### Aim
Write out the records below word for word, please.

Excerpt from a dataset
┌──

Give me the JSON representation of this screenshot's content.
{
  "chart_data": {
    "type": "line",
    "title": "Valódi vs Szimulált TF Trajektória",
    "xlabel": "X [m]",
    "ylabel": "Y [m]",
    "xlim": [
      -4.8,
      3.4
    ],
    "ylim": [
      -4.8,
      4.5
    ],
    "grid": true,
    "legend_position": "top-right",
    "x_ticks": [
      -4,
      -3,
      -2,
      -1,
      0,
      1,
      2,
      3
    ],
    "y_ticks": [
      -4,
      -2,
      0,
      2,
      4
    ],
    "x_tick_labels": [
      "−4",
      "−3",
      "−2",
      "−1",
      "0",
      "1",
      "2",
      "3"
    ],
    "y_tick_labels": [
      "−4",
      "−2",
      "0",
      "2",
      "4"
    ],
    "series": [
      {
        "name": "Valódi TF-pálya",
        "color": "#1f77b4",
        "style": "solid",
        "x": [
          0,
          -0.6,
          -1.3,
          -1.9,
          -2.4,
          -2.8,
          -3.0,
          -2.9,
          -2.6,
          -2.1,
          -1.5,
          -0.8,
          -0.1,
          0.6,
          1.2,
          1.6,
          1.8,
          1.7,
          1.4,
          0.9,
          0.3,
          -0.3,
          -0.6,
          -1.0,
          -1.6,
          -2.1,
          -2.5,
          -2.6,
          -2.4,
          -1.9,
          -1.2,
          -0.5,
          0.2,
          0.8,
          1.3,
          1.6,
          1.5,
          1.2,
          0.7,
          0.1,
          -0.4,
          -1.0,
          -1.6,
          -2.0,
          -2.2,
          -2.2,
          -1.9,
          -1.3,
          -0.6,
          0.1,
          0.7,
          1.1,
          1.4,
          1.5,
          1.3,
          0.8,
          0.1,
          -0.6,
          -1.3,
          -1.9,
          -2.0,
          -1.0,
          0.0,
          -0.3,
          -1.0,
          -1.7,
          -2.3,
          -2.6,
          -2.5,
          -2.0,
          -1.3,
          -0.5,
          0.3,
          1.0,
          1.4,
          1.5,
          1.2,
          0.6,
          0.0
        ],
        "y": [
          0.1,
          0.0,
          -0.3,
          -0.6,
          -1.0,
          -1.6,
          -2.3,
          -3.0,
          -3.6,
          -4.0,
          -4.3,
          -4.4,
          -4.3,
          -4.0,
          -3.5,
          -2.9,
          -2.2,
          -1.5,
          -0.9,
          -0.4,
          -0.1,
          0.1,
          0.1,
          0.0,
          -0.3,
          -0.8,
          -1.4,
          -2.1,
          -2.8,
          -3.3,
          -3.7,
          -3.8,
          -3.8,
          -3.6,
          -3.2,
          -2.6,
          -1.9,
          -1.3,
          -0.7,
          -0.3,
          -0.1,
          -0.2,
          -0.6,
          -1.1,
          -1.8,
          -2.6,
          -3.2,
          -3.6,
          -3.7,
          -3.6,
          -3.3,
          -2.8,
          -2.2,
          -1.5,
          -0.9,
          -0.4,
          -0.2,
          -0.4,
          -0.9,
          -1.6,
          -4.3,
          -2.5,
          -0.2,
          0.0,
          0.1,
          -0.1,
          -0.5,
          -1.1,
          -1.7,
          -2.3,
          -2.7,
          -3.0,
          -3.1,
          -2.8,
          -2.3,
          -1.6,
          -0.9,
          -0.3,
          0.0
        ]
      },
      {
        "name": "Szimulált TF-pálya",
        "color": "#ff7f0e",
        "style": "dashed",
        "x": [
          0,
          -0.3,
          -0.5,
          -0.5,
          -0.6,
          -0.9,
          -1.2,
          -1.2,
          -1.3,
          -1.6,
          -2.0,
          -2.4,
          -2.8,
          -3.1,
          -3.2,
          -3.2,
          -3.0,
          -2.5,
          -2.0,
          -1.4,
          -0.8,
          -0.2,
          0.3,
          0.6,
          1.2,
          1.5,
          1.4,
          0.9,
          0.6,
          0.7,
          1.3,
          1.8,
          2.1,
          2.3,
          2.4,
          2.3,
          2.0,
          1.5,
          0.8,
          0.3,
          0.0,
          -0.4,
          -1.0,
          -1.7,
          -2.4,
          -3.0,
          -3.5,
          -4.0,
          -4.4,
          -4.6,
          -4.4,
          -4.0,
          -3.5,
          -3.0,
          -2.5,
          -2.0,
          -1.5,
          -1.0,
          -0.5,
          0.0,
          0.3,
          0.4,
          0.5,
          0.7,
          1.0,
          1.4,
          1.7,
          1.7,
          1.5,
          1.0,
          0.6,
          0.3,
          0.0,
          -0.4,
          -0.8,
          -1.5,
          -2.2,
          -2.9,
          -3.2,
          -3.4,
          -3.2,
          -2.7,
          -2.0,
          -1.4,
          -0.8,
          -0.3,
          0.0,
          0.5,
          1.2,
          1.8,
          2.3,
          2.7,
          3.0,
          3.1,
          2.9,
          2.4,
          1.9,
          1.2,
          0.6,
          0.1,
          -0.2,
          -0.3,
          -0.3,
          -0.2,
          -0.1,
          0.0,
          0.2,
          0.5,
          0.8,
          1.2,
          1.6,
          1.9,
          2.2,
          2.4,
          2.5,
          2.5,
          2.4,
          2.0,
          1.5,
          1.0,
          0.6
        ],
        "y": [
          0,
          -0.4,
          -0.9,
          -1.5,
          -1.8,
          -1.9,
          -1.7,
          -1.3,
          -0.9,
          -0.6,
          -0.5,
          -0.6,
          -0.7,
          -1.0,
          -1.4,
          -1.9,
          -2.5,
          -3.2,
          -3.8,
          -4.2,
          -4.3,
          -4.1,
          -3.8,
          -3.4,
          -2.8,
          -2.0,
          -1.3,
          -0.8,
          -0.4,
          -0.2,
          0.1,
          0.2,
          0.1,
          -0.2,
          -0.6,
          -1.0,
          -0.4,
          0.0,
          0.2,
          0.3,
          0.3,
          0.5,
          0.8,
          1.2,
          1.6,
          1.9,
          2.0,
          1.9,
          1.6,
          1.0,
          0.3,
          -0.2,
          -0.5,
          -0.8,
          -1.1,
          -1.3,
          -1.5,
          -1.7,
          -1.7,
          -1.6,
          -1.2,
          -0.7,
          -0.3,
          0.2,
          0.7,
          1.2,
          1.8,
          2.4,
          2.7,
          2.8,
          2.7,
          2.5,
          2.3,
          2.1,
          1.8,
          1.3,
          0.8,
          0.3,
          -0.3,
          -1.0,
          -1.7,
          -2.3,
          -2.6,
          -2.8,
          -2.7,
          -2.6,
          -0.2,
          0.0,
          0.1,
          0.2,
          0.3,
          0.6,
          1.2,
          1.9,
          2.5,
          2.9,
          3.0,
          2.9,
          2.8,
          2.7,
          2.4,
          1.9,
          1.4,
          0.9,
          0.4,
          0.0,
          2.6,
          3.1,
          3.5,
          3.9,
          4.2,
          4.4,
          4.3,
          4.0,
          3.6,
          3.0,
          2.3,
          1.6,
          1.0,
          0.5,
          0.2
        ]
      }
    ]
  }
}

└──

### Completed exercise
Give me the JSON representation of this screenshot's content.
{
  "chart_data": {
    "type": "line",
    "title": "Valódi vs Szimulált TF Trajektória",
    "xlabel": "X [m]",
    "ylabel": "Y [m]",
    "xlim": [
      -4.8,
      3.4
    ],
    "ylim": [
      -4.8,
      4.5
    ],
    "grid": true,
    "legend_position": "top-right",
    "x_ticks": [
      -4,
      -3,
      -2,
      -1,
      0,
      1,
      2,
      3
    ],
    "y_ticks": [
      -4,
      -2,
      0,
      2,
      4
    ],
    "x_tick_labels": [
      "−4",
      "−3",
      "−2",
      "−1",
      "0",
      "1",
      "2",
      "3"
    ],
    "y_tick_labels": [
      "−4",
      "−2",
      "0",
      "2",
      "4"
    ],
    "series": [
      {
        "name": "Valódi TF-pálya",
        "color": "#1f77b4",
        "style": "solid",
        "x": [
          0,
          -0.6,
          -1.3,
          -1.9,
          -2.4,
          -2.8,
          -3.0,
          -2.9,
          -2.6,
          -2.1,
          -1.5,
          -0.8,
          -0.1,
          0.6,
          1.2,
          1.6,
          1.8,
          1.7,
          1.4,
          0.9,
          0.3,
          -0.3,
          -0.6,
          -1.0,
          -1.6,
          -2.1,
          -2.5,
          -2.6,
          -2.4,
          -1.9,
          -1.2,
          -0.5,
          0.2,
          0.8,
          1.3,
          1.6,
          1.5,
          1.2,
          0.7,
          0.1,
          -0.4,
          -1.0,
          -1.6,
          -2.0,
          -2.2,
          -2.2,
          -1.9,
          -1.3,
          -0.6,
          0.1,
          0.7,
          1.1,
          1.4,
          1.5,
          1.3,
          0.8,
          0.1,
          -0.6,
          -1.3,
          -1.9,
          -2.0,
          -1.0,
          0.0,
          -0.3,
          -1.0,
          -1.7,
          -2.3,
          -2.6,
          -2.5,
          -2.0,
          -1.3,
          -0.5,
          0.3,
          1.0,
          1.4,
          1.5,
          1.2,
          0.6,
          0.0
        ],
        "y": [
          0.1,
          0.0,
          -0.3,
          -0.6,
          -1.0,
          -1.6,
          -2.3,
          -3.0,
          -3.6,
          -4.0,
          -4.3,
          -4.4,
          -4.3,
          -4.0,
          -3.5,
          -2.9,
          -2.2,
          -1.5,
          -0.9,
          -0.4,
          -0.1,
          0.1,
          0.1,
          0.0,
          -0.3,
          -0.8,
          -1.4,
          -2.1,
          -2.8,
          -3.3,
          -3.7,
          -3.8,
          -3.8,
          -3.6,
          -3.2,
          -2.6,
          -1.9,
          -1.3,
          -0.7,
          -0.3,
          -0.1,
          -0.2,
          -0.6,
          -1.1,
          -1.8,
          -2.6,
          -3.2,
          -3.6,
          -3.7,
          -3.6,
          -3.3,
          -2.8,
          -2.2,
          -1.5,
          -0.9,
          -0.4,
          -0.2,
          -0.4,
          -0.9,
          -1.6,
          -4.3,
          -2.5,
          -0.2,
          0.0,
          0.1,
          -0.1,
          -0.5,
          -1.1,
          -1.7,
          -2.3,
          -2.7,
          -3.0,
          -3.1,
          -2.8,
          -2.3,
          -1.6,
          -0.9,
          -0.3,
          0.0
        ]
      },
      {
        "name": "Szimulált TF-pálya",
        "color": "#ff7f0e",
        "style": "dashed",
        "x": [
          0,
          -0.3,
          -0.5,
          -0.5,
          -0.6,
          -0.9,
          -1.2,
          -1.2,
          -1.3,
          -1.6,
          -2.0,
          -2.4,
          -2.8,
          -3.1,
          -3.2,
          -3.2,
          -3.0,
          -2.5,
          -2.0,
          -1.4,
          -0.8,
          -0.2,
          0.3,
          0.6,
          1.2,
          1.5,
          1.4,
          0.9,
          0.6,
          0.7,
          1.3,
          1.8,
          2.1,
          2.3,
          2.4,
          2.3,
          2.0,
          1.5,
          0.8,
          0.3,
          0.0,
          -0.4,
          -1.0,
          -1.7,
          -2.4,
          -3.0,
          -3.5,
          -4.0,
          -4.4,
          -4.6,
          -4.4,
          -4.0,
          -3.5,
          -3.0,
          -2.5,
          -2.0,
          -1.5,
          -1.0,
          -0.5,
          0.0,
          0.3,
          0.4,
          0.5,
          0.7,
          1.0,
          1.4,
          1.7,
          1.7,
          1.5,
          1.0,
          0.6,
          0.3,
          0.0,
          -0.4,
          -0.8,
          -1.5,
          -2.2,
          -2.9,
          -3.2,
          -3.4,
          -3.2,
          -2.7,
          -2.0,
          -1.4,
          -0.8,
          -0.3,
          0.0,
          0.5,
          1.2,
          1.8,
          2.3,
          2.7,
          3.0,
          3.1,
          2.9,
          2.4,
          1.9,
          1.2,
          0.6,
          0.1,
          -0.2,
          -0.3,
          -0.3,
          -0.2,
          -0.1,
          0.0,
          0.2,
          0.5,
          0.8,
          1.2,
          1.6,
          1.9,
          2.2,
          2.4,
          2.5,
          2.5,
          2.4,
          2.0,
          1.5,
          1.0,
          0.6
        ],
        "y": [
          0,
          -0.4,
          -0.9,
          -1.5,
          -1.8,
          -1.9,
          -1.7,
          -1.3,
          -0.9,
          -0.6,
          -0.5,
          -0.6,
          -0.7,
          -1.0,
          -1.4,
          -1.9,
          -2.5,
          -3.2,
          -3.8,
          -4.2,
          -4.3,
          -4.1,
          -3.8,
          -3.4,
          -2.8,
          -2.0,
          -1.3,
          -0.8,
          -0.4,
          -0.2,
          0.1,
          0.2,
          0.1,
          -0.2,
          -0.6,
          -1.0,
          -0.4,
          0.0,
          0.2,
          0.3,
          0.3,
          0.5,
          0.8,
          1.2,
          1.6,
          1.9,
          2.0,
          1.9,
          1.6,
          1.0,
          0.3,
          -0.2,
          -0.5,
          -0.8,
          -1.1,
          -1.3,
          -1.5,
          -1.7,
          -1.7,
          -1.6,
          -1.2,
          -0.7,
          -0.3,
          0.2,
          0.7,
          1.2,
          1.8,
          2.4,
          2.7,
          2.8,
          2.7,
          2.5,
          2.3,
          2.1,
          1.8,
          1.3,
          0.8,
          0.3,
          -0.3,
          -1.0,
          -1.7,
          -2.3,
          -2.6,
          -2.8,
          -2.7,
          -2.6,
          -0.2,
          0.0,
          0.1,
          0.2,
          0.3,
          0.6,
          1.2,
          1.9,
          2.5,
          2.9,
          3.0,
          2.9,
          2.8,
          2.7,
          2.4,
          1.9,
          1.4,
          0.9,
          0.4,
          0.0,
          2.6,
          3.1,
          3.5,
          3.9,
          4.2,
          4.4,
          4.3,
          4.0,
          3.6,
          3.0,
          2.3,
          1.6,
          1.0,
          0.5,
          0.2
        ]
      }
    ]
  }
}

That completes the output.